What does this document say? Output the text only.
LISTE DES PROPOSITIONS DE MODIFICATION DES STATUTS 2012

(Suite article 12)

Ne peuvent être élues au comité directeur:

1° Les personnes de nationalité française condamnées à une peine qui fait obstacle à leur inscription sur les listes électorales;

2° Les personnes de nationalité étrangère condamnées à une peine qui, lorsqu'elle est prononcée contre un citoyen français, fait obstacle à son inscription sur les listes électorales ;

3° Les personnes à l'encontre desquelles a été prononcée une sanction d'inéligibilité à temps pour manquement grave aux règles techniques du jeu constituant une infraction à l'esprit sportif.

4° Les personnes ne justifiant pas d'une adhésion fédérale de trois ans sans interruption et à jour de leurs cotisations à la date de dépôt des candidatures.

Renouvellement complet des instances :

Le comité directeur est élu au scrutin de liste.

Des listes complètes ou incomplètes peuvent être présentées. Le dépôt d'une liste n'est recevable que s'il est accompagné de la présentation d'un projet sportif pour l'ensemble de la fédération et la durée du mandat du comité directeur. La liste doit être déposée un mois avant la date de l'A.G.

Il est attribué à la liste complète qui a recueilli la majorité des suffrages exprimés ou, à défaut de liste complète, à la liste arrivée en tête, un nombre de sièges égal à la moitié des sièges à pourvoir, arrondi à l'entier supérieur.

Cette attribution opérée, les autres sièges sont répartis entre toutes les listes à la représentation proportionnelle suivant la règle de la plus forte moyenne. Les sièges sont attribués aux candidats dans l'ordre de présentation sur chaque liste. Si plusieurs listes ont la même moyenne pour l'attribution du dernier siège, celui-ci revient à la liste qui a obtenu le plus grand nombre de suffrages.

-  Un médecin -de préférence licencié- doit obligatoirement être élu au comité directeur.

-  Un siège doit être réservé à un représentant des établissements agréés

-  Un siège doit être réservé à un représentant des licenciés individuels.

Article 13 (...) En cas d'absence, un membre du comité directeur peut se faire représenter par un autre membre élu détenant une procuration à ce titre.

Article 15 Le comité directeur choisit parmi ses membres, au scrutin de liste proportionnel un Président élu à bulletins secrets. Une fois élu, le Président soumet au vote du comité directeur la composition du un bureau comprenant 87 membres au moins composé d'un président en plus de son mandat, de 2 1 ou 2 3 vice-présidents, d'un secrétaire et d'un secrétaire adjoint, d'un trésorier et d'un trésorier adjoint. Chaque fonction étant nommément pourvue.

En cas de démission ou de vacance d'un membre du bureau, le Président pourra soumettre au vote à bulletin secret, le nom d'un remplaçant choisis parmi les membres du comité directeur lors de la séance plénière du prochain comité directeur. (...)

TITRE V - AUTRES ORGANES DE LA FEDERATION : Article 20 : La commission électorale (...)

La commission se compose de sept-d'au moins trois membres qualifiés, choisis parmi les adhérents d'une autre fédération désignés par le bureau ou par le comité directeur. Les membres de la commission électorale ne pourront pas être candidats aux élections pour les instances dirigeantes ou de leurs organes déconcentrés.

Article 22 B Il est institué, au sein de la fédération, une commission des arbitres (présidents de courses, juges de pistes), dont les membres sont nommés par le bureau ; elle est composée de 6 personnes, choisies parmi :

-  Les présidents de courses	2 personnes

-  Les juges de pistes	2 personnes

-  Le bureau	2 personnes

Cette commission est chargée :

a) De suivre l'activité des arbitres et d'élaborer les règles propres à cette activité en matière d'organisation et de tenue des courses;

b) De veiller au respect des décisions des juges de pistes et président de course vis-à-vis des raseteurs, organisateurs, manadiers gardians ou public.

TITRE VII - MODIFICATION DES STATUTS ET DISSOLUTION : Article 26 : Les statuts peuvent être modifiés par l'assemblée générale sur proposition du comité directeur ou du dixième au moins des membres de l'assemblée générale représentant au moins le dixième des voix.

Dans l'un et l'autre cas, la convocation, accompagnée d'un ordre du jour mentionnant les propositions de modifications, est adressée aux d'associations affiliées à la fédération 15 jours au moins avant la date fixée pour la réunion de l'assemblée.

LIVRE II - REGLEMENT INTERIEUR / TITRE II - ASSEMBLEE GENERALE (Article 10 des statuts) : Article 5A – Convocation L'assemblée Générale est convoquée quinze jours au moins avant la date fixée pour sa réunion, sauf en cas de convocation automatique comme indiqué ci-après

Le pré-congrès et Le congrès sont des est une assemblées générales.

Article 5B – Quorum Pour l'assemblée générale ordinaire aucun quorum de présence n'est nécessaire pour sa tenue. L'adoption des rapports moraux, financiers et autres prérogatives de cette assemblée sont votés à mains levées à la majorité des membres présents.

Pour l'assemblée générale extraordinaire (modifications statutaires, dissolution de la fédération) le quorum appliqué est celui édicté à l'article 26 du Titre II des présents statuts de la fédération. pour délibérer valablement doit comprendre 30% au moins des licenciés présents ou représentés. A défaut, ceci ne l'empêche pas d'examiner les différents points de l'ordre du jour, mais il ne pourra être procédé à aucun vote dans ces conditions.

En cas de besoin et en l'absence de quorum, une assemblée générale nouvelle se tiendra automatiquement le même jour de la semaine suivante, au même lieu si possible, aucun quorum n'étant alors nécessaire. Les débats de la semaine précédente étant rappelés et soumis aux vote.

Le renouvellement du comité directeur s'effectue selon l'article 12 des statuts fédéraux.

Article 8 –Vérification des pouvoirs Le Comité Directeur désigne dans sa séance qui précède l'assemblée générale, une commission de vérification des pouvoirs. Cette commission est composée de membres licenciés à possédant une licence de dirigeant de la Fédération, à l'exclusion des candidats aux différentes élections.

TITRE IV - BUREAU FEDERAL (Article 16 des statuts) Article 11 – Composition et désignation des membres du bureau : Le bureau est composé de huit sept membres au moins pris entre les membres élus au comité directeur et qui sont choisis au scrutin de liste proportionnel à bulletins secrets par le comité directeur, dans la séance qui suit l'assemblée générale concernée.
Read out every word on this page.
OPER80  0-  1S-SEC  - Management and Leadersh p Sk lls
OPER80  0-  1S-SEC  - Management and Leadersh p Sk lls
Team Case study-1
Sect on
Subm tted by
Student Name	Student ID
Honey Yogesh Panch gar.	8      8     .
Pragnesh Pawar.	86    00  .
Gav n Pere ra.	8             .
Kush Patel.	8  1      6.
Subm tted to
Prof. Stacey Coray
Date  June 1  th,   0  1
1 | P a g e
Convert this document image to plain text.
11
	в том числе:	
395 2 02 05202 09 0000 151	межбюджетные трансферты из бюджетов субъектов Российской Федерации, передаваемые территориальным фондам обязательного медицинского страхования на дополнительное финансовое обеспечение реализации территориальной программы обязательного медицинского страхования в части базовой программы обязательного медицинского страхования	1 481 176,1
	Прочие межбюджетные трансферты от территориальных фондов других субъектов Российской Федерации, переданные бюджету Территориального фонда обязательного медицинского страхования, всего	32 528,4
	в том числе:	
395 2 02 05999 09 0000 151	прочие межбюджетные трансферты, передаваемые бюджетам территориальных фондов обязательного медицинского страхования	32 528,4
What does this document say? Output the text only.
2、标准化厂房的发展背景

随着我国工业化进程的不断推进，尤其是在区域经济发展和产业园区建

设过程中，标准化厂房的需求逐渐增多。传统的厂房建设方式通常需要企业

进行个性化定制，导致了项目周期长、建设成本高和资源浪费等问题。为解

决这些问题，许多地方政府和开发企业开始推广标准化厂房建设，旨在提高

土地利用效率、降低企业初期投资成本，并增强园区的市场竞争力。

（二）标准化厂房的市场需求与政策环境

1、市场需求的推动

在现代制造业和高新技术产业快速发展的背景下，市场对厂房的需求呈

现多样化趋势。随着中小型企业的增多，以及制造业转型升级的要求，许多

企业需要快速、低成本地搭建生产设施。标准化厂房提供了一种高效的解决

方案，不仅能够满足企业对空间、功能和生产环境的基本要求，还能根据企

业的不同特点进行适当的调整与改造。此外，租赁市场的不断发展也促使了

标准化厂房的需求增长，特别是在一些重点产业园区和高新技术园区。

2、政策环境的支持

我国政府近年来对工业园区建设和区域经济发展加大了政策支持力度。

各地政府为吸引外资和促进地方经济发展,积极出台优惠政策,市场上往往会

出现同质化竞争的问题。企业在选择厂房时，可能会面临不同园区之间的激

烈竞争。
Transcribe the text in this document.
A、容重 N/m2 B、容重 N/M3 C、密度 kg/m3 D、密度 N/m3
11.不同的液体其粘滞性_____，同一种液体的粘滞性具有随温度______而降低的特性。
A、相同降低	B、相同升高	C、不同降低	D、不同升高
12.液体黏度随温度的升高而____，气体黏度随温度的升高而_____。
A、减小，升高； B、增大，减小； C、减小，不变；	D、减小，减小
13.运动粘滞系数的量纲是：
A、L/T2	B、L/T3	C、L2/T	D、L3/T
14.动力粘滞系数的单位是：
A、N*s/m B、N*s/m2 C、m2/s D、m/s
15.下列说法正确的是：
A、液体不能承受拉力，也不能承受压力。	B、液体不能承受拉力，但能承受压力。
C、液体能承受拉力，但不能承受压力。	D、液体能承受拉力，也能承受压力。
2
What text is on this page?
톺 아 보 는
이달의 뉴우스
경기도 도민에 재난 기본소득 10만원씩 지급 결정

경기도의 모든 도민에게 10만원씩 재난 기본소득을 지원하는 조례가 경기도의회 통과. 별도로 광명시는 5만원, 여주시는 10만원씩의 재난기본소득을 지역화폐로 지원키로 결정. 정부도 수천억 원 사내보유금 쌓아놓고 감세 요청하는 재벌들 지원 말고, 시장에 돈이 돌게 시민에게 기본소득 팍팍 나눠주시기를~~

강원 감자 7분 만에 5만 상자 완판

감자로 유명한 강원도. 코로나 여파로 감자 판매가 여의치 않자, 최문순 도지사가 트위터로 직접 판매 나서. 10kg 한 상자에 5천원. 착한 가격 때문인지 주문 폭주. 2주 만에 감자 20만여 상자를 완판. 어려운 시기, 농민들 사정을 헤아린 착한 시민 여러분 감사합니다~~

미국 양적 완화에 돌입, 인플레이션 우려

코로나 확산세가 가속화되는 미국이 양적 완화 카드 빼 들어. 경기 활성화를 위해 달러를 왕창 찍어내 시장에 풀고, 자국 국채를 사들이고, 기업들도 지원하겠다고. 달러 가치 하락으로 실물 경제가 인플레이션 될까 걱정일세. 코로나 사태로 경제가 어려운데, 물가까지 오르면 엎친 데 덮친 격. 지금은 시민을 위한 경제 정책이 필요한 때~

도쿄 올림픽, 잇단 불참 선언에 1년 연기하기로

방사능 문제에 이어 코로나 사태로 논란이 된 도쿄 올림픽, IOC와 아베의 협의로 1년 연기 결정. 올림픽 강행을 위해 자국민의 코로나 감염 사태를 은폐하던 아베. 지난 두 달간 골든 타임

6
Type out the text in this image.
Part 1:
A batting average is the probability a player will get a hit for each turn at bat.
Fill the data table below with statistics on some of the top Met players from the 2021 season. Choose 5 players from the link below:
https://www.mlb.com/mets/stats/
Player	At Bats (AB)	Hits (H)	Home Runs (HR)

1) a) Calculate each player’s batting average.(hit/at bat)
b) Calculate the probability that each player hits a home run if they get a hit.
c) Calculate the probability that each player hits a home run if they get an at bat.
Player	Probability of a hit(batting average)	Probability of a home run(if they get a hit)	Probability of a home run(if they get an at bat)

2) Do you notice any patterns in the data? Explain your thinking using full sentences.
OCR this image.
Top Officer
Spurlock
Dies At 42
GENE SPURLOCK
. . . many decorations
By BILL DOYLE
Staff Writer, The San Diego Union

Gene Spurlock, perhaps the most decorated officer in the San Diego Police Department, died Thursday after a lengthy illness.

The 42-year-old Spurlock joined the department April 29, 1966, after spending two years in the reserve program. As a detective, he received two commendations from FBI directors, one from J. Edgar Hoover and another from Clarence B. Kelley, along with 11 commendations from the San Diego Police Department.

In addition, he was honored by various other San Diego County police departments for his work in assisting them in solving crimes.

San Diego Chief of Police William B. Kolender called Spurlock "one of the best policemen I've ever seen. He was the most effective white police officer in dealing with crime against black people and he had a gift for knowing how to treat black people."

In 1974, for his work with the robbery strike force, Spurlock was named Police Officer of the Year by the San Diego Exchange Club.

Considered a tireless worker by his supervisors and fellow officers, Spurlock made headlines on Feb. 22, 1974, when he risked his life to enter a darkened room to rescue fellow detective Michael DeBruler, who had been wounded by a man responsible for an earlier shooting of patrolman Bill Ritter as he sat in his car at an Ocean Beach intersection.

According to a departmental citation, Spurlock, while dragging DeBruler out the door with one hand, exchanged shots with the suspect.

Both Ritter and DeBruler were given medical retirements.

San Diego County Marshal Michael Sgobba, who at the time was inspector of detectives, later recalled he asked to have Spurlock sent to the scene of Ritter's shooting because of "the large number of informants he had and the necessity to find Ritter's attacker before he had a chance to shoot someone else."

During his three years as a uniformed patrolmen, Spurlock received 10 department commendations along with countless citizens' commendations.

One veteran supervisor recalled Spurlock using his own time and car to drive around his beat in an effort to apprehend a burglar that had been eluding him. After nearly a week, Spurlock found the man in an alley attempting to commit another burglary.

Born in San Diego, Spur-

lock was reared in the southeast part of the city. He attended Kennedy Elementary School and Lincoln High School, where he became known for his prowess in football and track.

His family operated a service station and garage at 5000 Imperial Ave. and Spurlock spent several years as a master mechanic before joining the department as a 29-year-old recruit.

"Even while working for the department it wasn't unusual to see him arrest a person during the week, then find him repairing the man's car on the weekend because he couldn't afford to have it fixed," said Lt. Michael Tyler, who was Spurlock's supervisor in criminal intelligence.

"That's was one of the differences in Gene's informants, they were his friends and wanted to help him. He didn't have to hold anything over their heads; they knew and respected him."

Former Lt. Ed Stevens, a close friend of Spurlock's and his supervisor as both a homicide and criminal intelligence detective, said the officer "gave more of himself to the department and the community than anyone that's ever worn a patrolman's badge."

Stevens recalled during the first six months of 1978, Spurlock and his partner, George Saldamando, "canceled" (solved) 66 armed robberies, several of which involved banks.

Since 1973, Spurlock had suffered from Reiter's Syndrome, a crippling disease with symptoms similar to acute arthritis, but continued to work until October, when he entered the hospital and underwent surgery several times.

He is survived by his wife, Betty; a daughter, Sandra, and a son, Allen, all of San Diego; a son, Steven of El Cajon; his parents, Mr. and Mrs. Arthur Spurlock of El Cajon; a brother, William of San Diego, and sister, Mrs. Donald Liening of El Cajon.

> **Prompt**:
State the count of lines with the word "document" in them, and write nothing else.

> **Solution to the problem**:
4